Given instruction
Skip the pictures. Repeat everything else in the records word for word.

Record extracts
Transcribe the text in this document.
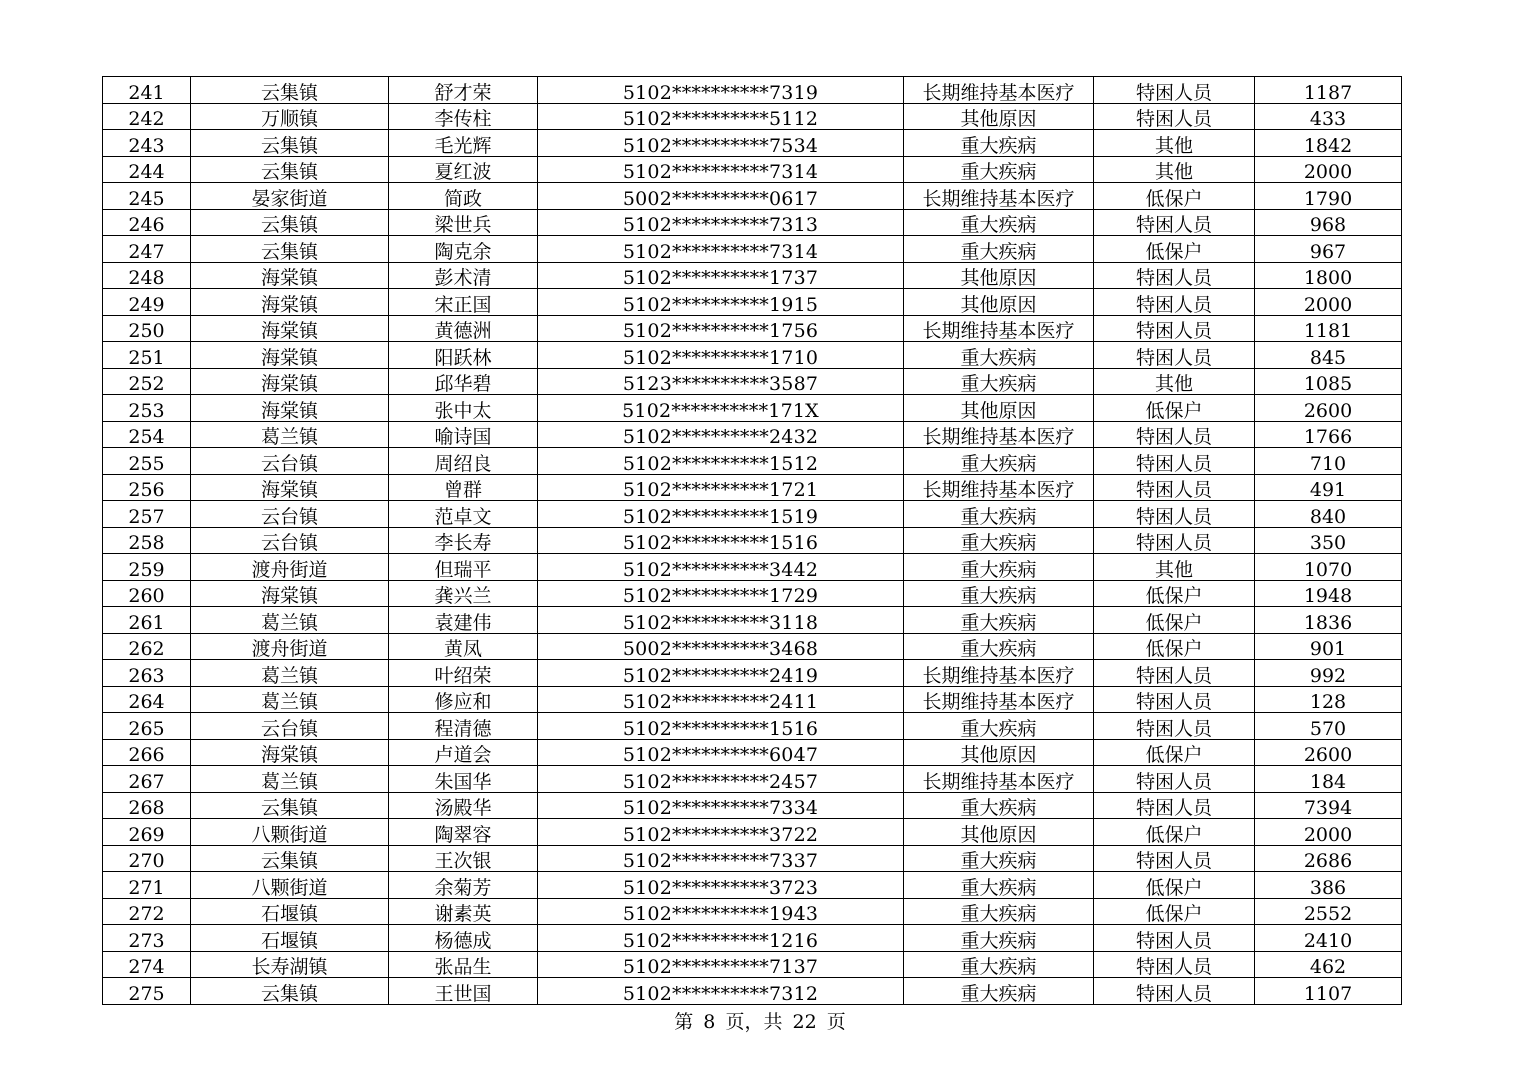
241	云集镇	舒才荣	5102**********7319	长期维持基本医疗	特困人员	1187
242	万顺镇	李传柱	5102**********5112	其他原因	特困人员	433
243	云集镇	毛光辉	5102**********7534	重大疾病	其他	1842
244	云集镇	夏红波	5102**********7314	重大疾病	其他	2000
245	晏家街道	简政	5002**********0617	长期维持基本医疗	低保户	1790
246	云集镇	梁世兵	5102**********7313	重大疾病	特困人员	968
247	云集镇	陶克余	5102**********7314	重大疾病	低保户	967
248	海棠镇	彭术清	5102**********1737	其他原因	特困人员	1800
249	海棠镇	宋正国	5102**********1915	其他原因	特困人员	2000
250	海棠镇	黄德洲	5102**********1756	长期维持基本医疗	特困人员	1181
251	海棠镇	阳跃林	5102**********1710	重大疾病	特困人员	845
252	海棠镇	邱华碧	5123**********3587	重大疾病	其他	1085
253	海棠镇	张中太	5102**********171X	其他原因	低保户	2600
254	葛兰镇	喻诗国	5102**********2432	长期维持基本医疗	特困人员	1766
255	云台镇	周绍良	5102**********1512	重大疾病	特困人员	710
256	海棠镇	曾群	5102**********1721	长期维持基本医疗	特困人员	491
257	云台镇	范卓文	5102**********1519	重大疾病	特困人员	840
258	云台镇	李长寿	5102**********1516	重大疾病	特困人员	350
259	渡舟街道	但瑞平	5102**********3442	重大疾病	其他	1070
260	海棠镇	龚兴兰	5102**********1729	重大疾病	低保户	1948
261	葛兰镇	袁建伟	5102**********3118	重大疾病	低保户	1836
262	渡舟街道	黄凤	5002**********3468	重大疾病	低保户	901
263	葛兰镇	叶绍荣	5102**********2419	长期维持基本医疗	特困人员	992
264	葛兰镇	修应和	5102**********2411	长期维持基本医疗	特困人员	128
265	云台镇	程清德	5102**********1516	重大疾病	特困人员	570
266	海棠镇	卢道会	5102**********6047	其他原因	低保户	2600
267	葛兰镇	朱国华	5102**********2457	长期维持基本医疗	特困人员	184
268	云集镇	汤殿华	5102**********7334	重大疾病	特困人员	7394
269	八颗街道	陶翠容	5102**********3722	其他原因	低保户	2000
270	云集镇	王次银	5102**********7337	重大疾病	特困人员	2686
271	八颗街道	余菊芳	5102**********3723	重大疾病	低保户	386
272	石堰镇	谢素英	5102**********1943	重大疾病	低保户	2552
273	石堰镇	杨德成	5102**********1216	重大疾病	特困人员	2410
274	长寿湖镇	张品生	5102**********7137	重大疾病	特困人员	462
275	云集镇	王世国	5102**********7312	重大疾病	特困人员	1107
第 8 页，共 22 页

Complete answer
Transcribe the text in this document.
241	云集镇	舒才荣	5102**********7319	长期维持基本医疗	特困人员	1187
242	万顺镇	李传柱	5102**********5112	其他原因	特困人员	433
243	云集镇	毛光辉	5102**********7534	重大疾病	其他	1842
244	云集镇	夏红波	5102**********7314	重大疾病	其他	2000
245	晏家街道	简政	5002**********0617	长期维持基本医疗	低保户	1790
246	云集镇	梁世兵	5102**********7313	重大疾病	特困人员	968
247	云集镇	陶克余	5102**********7314	重大疾病	低保户	967
248	海棠镇	彭术清	5102**********1737	其他原因	特困人员	1800
249	海棠镇	宋正国	5102**********1915	其他原因	特困人员	2000
250	海棠镇	黄德洲	5102**********1756	长期维持基本医疗	特困人员	1181
251	海棠镇	阳跃林	5102**********1710	重大疾病	特困人员	845
252	海棠镇	邱华碧	5123**********3587	重大疾病	其他	1085
253	海棠镇	张中太	5102**********171X	其他原因	低保户	2600
254	葛兰镇	喻诗国	5102**********2432	长期维持基本医疗	特困人员	1766
255	云台镇	周绍良	5102**********1512	重大疾病	特困人员	710
256	海棠镇	曾群	5102**********1721	长期维持基本医疗	特困人员	491
257	云台镇	范卓文	5102**********1519	重大疾病	特困人员	840
258	云台镇	李长寿	5102**********1516	重大疾病	特困人员	350
259	渡舟街道	但瑞平	5102**********3442	重大疾病	其他	1070
260	海棠镇	龚兴兰	5102**********1729	重大疾病	低保户	1948
261	葛兰镇	袁建伟	5102**********3118	重大疾病	低保户	1836
262	渡舟街道	黄凤	5002**********3468	重大疾病	低保户	901
263	葛兰镇	叶绍荣	5102**********2419	长期维持基本医疗	特困人员	992
264	葛兰镇	修应和	5102**********2411	长期维持基本医疗	特困人员	128
265	云台镇	程清德	5102**********1516	重大疾病	特困人员	570
266	海棠镇	卢道会	5102**********6047	其他原因	低保户	2600
267	葛兰镇	朱国华	5102**********2457	长期维持基本医疗	特困人员	184
268	云集镇	汤殿华	5102**********7334	重大疾病	特困人员	7394
269	八颗街道	陶翠容	5102**********3722	其他原因	低保户	2000
270	云集镇	王次银	5102**********7337	重大疾病	特困人员	2686
271	八颗街道	余菊芳	5102**********3723	重大疾病	低保户	386
272	石堰镇	谢素英	5102**********1943	重大疾病	低保户	2552
273	石堰镇	杨德成	5102**********1216	重大疾病	特困人员	2410
274	长寿湖镇	张品生	5102**********7137	重大疾病	特困人员	462
275	云集镇	王世国	5102**********7312	重大疾病	特困人员	1107
第 8 页，共 22 页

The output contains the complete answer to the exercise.